= EXTRACTED RECORDS =

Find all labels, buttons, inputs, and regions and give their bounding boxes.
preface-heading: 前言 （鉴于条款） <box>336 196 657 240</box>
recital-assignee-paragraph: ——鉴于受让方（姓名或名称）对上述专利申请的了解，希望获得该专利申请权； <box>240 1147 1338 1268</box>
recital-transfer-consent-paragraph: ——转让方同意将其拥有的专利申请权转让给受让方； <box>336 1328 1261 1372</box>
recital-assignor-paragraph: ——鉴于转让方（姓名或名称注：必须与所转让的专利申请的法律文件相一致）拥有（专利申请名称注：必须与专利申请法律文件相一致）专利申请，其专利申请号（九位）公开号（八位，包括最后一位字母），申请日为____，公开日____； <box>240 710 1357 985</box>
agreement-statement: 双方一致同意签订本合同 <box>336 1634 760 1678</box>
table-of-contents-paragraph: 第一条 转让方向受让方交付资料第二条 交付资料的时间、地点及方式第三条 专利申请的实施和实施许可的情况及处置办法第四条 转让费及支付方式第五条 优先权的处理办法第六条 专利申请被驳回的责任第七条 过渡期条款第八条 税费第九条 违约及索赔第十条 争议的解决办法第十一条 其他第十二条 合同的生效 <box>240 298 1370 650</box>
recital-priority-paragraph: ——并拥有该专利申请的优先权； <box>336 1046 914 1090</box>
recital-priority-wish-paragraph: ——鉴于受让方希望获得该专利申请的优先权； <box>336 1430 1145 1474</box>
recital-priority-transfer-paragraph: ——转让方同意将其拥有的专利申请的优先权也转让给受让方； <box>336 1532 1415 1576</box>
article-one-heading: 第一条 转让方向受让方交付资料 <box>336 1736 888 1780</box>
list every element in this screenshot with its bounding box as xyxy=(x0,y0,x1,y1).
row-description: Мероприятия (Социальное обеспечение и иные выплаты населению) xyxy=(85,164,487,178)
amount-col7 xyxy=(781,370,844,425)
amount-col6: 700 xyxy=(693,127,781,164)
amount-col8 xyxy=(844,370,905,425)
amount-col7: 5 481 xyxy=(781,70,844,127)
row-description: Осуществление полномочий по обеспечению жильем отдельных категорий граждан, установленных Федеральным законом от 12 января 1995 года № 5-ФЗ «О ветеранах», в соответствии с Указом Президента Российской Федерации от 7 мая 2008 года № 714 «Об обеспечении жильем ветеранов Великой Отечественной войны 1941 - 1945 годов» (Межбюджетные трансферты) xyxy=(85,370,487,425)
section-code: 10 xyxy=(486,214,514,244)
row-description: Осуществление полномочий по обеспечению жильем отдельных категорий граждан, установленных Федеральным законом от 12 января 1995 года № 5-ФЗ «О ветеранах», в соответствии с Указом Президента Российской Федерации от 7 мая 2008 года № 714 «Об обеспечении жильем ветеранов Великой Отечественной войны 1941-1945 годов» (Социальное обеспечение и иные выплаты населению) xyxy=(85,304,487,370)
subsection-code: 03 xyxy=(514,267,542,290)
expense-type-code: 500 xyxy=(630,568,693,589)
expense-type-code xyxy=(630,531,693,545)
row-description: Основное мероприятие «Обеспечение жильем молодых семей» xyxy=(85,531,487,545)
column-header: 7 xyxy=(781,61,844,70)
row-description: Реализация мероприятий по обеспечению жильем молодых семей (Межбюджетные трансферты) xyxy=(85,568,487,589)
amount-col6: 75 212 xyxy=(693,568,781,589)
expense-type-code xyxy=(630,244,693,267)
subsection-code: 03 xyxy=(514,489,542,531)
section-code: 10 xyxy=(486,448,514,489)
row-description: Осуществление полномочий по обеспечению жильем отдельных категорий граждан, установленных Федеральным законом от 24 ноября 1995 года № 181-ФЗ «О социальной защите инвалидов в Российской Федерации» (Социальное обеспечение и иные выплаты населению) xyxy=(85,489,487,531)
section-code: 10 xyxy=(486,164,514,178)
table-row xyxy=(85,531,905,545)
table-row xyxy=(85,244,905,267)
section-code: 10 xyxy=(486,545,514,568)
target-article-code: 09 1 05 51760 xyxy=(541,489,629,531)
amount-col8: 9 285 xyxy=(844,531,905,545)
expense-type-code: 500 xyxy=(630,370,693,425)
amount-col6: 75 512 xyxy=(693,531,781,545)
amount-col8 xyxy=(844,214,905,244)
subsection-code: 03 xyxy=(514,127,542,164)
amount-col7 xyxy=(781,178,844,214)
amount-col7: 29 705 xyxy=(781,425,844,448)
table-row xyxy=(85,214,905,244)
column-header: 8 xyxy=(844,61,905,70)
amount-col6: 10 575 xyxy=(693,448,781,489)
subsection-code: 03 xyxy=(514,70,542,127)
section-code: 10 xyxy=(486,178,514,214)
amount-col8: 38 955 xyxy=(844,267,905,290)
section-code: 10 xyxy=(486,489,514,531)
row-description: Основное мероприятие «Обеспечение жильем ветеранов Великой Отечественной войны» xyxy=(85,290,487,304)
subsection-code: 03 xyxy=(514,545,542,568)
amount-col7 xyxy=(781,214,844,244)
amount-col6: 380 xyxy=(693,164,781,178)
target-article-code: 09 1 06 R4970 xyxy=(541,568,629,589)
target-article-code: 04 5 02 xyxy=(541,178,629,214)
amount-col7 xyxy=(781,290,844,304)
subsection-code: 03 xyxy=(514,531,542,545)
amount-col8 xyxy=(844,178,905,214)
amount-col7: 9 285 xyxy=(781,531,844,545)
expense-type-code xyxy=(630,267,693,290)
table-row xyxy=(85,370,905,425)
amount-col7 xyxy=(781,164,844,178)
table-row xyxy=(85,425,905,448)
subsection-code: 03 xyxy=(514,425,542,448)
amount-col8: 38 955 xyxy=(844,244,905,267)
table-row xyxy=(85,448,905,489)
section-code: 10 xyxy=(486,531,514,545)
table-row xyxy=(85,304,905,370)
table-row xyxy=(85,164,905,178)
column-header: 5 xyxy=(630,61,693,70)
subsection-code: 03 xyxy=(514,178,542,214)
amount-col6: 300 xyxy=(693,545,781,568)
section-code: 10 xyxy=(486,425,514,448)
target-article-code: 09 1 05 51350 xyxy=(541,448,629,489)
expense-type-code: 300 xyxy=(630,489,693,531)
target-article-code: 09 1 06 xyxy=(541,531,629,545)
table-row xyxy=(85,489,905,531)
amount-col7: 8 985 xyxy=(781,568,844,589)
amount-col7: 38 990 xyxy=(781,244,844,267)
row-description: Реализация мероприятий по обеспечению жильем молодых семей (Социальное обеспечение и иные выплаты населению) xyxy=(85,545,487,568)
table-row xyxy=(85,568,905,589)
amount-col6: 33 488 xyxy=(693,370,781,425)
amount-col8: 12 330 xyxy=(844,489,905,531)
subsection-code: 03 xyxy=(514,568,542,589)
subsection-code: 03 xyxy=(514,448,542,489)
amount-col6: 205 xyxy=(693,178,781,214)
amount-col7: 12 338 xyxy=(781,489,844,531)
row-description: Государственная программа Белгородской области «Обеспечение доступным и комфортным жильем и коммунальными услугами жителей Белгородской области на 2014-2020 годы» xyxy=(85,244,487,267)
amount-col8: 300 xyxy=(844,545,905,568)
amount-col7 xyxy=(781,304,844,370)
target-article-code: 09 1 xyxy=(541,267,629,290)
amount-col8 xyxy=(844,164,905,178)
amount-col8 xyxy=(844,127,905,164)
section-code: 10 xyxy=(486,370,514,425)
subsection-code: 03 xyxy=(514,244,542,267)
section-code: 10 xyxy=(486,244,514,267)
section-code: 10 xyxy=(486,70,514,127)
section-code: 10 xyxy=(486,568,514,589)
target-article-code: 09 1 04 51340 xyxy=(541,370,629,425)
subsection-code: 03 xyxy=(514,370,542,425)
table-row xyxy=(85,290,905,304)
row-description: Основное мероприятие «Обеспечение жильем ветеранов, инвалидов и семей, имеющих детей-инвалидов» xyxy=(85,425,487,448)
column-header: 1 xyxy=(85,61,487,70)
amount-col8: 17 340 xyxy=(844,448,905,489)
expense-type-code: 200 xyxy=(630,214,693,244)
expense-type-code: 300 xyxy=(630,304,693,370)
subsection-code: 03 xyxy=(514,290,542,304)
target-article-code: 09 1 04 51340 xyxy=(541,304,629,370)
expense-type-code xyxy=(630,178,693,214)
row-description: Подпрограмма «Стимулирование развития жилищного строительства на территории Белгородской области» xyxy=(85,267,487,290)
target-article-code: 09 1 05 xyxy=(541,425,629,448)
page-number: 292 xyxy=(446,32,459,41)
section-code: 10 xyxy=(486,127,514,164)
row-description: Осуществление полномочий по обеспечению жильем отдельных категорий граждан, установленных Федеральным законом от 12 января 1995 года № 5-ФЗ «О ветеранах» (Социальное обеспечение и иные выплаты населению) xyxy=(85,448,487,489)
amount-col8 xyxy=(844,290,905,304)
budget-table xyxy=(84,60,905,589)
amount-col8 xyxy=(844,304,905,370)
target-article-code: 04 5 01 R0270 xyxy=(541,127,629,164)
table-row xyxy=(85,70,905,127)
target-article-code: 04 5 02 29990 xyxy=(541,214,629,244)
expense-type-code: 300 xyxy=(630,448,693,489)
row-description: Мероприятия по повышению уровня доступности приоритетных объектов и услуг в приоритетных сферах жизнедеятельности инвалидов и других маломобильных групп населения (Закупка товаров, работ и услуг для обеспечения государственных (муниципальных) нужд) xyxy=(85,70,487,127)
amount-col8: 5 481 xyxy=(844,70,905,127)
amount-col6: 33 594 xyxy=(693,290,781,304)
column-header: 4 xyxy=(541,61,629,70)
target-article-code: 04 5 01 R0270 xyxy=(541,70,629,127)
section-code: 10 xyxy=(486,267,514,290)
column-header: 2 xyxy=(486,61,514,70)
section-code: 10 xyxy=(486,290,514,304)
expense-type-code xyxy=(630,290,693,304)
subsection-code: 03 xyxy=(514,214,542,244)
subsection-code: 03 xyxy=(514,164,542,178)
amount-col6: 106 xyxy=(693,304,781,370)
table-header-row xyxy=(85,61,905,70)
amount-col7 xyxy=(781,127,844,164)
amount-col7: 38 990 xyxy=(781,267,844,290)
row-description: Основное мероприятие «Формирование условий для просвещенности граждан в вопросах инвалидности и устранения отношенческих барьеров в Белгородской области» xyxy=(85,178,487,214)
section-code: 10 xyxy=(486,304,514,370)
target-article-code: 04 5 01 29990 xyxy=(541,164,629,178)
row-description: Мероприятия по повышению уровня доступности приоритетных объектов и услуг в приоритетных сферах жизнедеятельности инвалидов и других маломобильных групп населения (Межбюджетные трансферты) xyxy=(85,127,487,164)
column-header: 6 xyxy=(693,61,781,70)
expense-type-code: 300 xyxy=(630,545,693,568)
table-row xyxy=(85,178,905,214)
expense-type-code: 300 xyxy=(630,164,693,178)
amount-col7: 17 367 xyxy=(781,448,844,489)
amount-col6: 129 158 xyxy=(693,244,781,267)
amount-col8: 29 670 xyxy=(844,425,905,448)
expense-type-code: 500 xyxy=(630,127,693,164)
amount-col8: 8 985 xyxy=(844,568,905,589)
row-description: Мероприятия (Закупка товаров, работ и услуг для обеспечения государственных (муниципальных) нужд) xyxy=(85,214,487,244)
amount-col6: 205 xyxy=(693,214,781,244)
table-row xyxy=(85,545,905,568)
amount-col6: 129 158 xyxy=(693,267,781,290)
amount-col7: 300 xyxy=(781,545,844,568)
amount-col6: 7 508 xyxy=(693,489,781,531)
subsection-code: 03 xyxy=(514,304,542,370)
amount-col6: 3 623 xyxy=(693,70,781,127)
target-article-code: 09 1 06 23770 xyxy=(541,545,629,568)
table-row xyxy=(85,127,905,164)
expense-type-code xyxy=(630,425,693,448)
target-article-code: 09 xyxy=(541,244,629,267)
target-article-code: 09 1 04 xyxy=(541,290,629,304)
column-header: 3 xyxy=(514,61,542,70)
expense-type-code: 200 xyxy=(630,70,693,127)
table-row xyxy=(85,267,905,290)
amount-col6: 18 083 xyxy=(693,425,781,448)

= PROBLEM TO SOLVE =
Can you write out the entries again, from the very start down to and including the line that contains "agreement-statement: 双方一致同意签订本合同 <box>336", with "regions" changed to "areas" and nothing else altered?

= EXERCISE ANSWER =
Find all labels, buttons, inputs, and areas and give their bounding boxes.
preface-heading: 前言 （鉴于条款） <box>336 196 657 240</box>
recital-assignee-paragraph: ——鉴于受让方（姓名或名称）对上述专利申请的了解，希望获得该专利申请权； <box>240 1147 1338 1268</box>
recital-transfer-consent-paragraph: ——转让方同意将其拥有的专利申请权转让给受让方； <box>336 1328 1261 1372</box>
recital-assignor-paragraph: ——鉴于转让方（姓名或名称注：必须与所转让的专利申请的法律文件相一致）拥有（专利申请名称注：必须与专利申请法律文件相一致）专利申请，其专利申请号（九位）公开号（八位，包括最后一位字母），申请日为____，公开日____； <box>240 710 1357 985</box>
agreement-statement: 双方一致同意签订本合同 <box>336 1634 760 1678</box>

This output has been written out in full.